*What you have to do*
Copy all lines that contain the word "with".

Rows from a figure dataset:
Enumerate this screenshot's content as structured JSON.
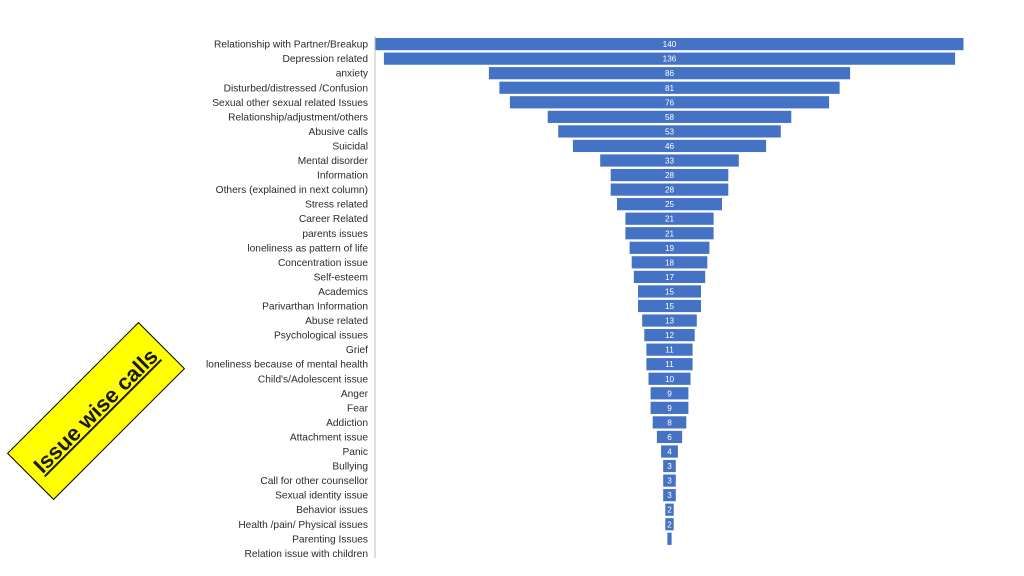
{
  "badge": {
    "text": "Issue wise calls",
    "background": "#ffff00"
  },
  "chart_data": {
    "type": "bar",
    "orientation": "horizontal-funnel",
    "bar_color": "#4472c4",
    "title": "",
    "xlabel": "",
    "ylabel": "",
    "grid": false,
    "legend": "none",
    "categories": [
      "Relationship with Partner/Breakup",
      "Depression related",
      "anxiety",
      "Disturbed/distressed /Confusion",
      "Sexual other sexual  related Issues",
      "Relationship/adjustment/others",
      "Abusive calls",
      "Suicidal",
      "Mental disorder",
      "Information",
      "Others (explained in next column)",
      "Stress related",
      "Career Related",
      "parents issues",
      "loneliness as pattern of life",
      "Concentration issue",
      "Self-esteem",
      "Academics",
      "Parivarthan Information",
      "Abuse related",
      "Psychological issues",
      "Grief",
      "loneliness because of mental health",
      "Child's/Adolescent  issue",
      "Anger",
      "Fear",
      "Addiction",
      "Attachment issue",
      "Panic",
      "Bullying",
      "Call for other counsellor",
      "Sexual identity issue",
      "Behavior issues",
      "Health /pain/ Physical issues",
      "Parenting Issues",
      "Relation issue with children"
    ],
    "values": [
      140,
      136,
      86,
      81,
      76,
      58,
      53,
      46,
      33,
      28,
      28,
      25,
      21,
      21,
      19,
      18,
      17,
      15,
      15,
      13,
      12,
      11,
      11,
      10,
      9,
      9,
      8,
      6,
      4,
      3,
      3,
      3,
      2,
      2,
      1,
      0
    ],
    "data_labels": [
      "140",
      "136",
      "86",
      "81",
      "76",
      "58",
      "53",
      "46",
      "33",
      "28",
      "28",
      "25",
      "21",
      "21",
      "19",
      "18",
      "17",
      "15",
      "15",
      "13",
      "12",
      "11",
      "11",
      "10",
      "9",
      "9",
      "8",
      "6",
      "4",
      "3",
      "3",
      "3",
      "2",
      "2",
      "",
      ""
    ]
  }
}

*Expected answer*
      "Relationship with Partner/Breakup",
      "Relation issue with children"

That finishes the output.